=== RECORDS PROVIDED ===

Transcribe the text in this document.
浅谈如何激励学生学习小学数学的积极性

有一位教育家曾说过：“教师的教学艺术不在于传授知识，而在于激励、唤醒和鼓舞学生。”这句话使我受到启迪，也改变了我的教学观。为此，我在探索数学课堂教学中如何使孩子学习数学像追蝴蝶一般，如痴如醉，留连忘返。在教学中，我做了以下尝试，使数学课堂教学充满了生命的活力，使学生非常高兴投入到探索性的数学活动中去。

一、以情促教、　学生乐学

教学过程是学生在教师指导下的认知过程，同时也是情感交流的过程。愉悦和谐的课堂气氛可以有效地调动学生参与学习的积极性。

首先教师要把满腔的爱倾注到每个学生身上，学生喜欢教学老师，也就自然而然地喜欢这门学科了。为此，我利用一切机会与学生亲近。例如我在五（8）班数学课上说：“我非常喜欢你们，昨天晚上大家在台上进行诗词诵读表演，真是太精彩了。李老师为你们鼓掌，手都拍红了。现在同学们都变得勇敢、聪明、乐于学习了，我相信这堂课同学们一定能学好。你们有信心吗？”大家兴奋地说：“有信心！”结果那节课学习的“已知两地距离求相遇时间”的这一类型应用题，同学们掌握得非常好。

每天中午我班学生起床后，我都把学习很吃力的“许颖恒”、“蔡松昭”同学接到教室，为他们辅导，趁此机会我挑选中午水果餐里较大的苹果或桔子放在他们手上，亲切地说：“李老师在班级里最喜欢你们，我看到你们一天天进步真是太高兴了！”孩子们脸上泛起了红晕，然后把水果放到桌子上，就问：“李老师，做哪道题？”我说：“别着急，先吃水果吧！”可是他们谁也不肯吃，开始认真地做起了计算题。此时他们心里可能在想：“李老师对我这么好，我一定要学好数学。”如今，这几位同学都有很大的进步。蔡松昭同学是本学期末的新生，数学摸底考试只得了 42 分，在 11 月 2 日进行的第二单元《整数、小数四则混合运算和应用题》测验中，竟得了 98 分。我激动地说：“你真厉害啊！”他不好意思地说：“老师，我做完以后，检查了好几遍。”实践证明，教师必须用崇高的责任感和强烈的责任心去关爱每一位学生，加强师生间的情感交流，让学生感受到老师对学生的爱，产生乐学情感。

===

■ EXERCISE:
Every entry must be output again, exactly as written above.

■ RIGHT ANSWER:
Transcribe the text in this document.
浅谈如何激励学生学习小学数学的积极性

有一位教育家曾说过：“教师的教学艺术不在于传授知识，而在于激励、唤醒和鼓舞学生。”这句话使我受到启迪，也改变了我的教学观。为此，我在探索数学课堂教学中如何使孩子学习数学像追蝴蝶一般，如痴如醉，留连忘返。在教学中，我做了以下尝试，使数学课堂教学充满了生命的活力，使学生非常高兴投入到探索性的数学活动中去。

一、以情促教、　学生乐学

教学过程是学生在教师指导下的认知过程，同时也是情感交流的过程。愉悦和谐的课堂气氛可以有效地调动学生参与学习的积极性。

首先教师要把满腔的爱倾注到每个学生身上，学生喜欢教学老师，也就自然而然地喜欢这门学科了。为此，我利用一切机会与学生亲近。例如我在五（8）班数学课上说：“我非常喜欢你们，昨天晚上大家在台上进行诗词诵读表演，真是太精彩了。李老师为你们鼓掌，手都拍红了。现在同学们都变得勇敢、聪明、乐于学习了，我相信这堂课同学们一定能学好。你们有信心吗？”大家兴奋地说：“有信心！”结果那节课学习的“已知两地距离求相遇时间”的这一类型应用题，同学们掌握得非常好。

每天中午我班学生起床后，我都把学习很吃力的“许颖恒”、“蔡松昭”同学接到教室，为他们辅导，趁此机会我挑选中午水果餐里较大的苹果或桔子放在他们手上，亲切地说：“李老师在班级里最喜欢你们，我看到你们一天天进步真是太高兴了！”孩子们脸上泛起了红晕，然后把水果放到桌子上，就问：“李老师，做哪道题？”我说：“别着急，先吃水果吧！”可是他们谁也不肯吃，开始认真地做起了计算题。此时他们心里可能在想：“李老师对我这么好，我一定要学好数学。”如今，这几位同学都有很大的进步。蔡松昭同学是本学期末的新生，数学摸底考试只得了 42 分，在 11 月 2 日进行的第二单元《整数、小数四则混合运算和应用题》测验中，竟得了 98 分。我激动地说：“你真厉害啊！”他不好意思地说：“老师，我做完以后，检查了好几遍。”实践证明，教师必须用崇高的责任感和强烈的责任心去关爱每一位学生，加强师生间的情感交流，让学生感受到老师对学生的爱，产生乐学情感。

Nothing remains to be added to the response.